Stated exercise:
Reproduce every entry in the listing without alteration.
--- BEGIN Data excerpts ---
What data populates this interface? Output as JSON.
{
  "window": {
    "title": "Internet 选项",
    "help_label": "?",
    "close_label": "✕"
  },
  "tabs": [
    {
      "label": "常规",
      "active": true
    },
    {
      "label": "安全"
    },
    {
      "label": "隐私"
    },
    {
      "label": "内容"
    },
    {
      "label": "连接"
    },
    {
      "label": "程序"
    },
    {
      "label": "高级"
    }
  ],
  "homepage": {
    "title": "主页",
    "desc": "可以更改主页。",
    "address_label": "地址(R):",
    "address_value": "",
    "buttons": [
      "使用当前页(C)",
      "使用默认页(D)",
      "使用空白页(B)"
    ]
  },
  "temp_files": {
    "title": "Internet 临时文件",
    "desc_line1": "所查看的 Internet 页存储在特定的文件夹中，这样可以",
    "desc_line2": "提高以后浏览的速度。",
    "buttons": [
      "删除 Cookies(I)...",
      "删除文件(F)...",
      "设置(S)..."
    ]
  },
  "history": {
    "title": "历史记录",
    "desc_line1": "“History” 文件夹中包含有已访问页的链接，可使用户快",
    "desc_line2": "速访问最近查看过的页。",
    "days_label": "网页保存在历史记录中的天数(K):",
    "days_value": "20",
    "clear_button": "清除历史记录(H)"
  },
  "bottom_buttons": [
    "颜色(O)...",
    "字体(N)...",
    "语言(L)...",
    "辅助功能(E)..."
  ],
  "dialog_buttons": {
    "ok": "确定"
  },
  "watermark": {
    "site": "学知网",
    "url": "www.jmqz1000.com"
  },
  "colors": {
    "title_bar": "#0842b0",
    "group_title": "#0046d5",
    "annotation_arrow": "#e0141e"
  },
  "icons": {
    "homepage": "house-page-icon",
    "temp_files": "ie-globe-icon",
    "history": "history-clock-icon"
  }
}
--- END Data excerpts ---
Answer to this task:
What data populates this interface? Output as JSON.
{
  "window": {
    "title": "Internet 选项",
    "help_label": "?",
    "close_label": "✕"
  },
  "tabs": [
    {
      "label": "常规",
      "active": true
    },
    {
      "label": "安全"
    },
    {
      "label": "隐私"
    },
    {
      "label": "内容"
    },
    {
      "label": "连接"
    },
    {
      "label": "程序"
    },
    {
      "label": "高级"
    }
  ],
  "homepage": {
    "title": "主页",
    "desc": "可以更改主页。",
    "address_label": "地址(R):",
    "address_value": "",
    "buttons": [
      "使用当前页(C)",
      "使用默认页(D)",
      "使用空白页(B)"
    ]
  },
  "temp_files": {
    "title": "Internet 临时文件",
    "desc_line1": "所查看的 Internet 页存储在特定的文件夹中，这样可以",
    "desc_line2": "提高以后浏览的速度。",
    "buttons": [
      "删除 Cookies(I)...",
      "删除文件(F)...",
      "设置(S)..."
    ]
  },
  "history": {
    "title": "历史记录",
    "desc_line1": "“History” 文件夹中包含有已访问页的链接，可使用户快",
    "desc_line2": "速访问最近查看过的页。",
    "days_label": "网页保存在历史记录中的天数(K):",
    "days_value": "20",
    "clear_button": "清除历史记录(H)"
  },
  "bottom_buttons": [
    "颜色(O)...",
    "字体(N)...",
    "语言(L)...",
    "辅助功能(E)..."
  ],
  "dialog_buttons": {
    "ok": "确定"
  },
  "watermark": {
    "site": "学知网",
    "url": "www.jmqz1000.com"
  },
  "colors": {
    "title_bar": "#0842b0",
    "group_title": "#0046d5",
    "annotation_arrow": "#e0141e"
  },
  "icons": {
    "homepage": "house-page-icon",
    "temp_files": "ie-globe-icon",
    "history": "history-clock-icon"
  }
}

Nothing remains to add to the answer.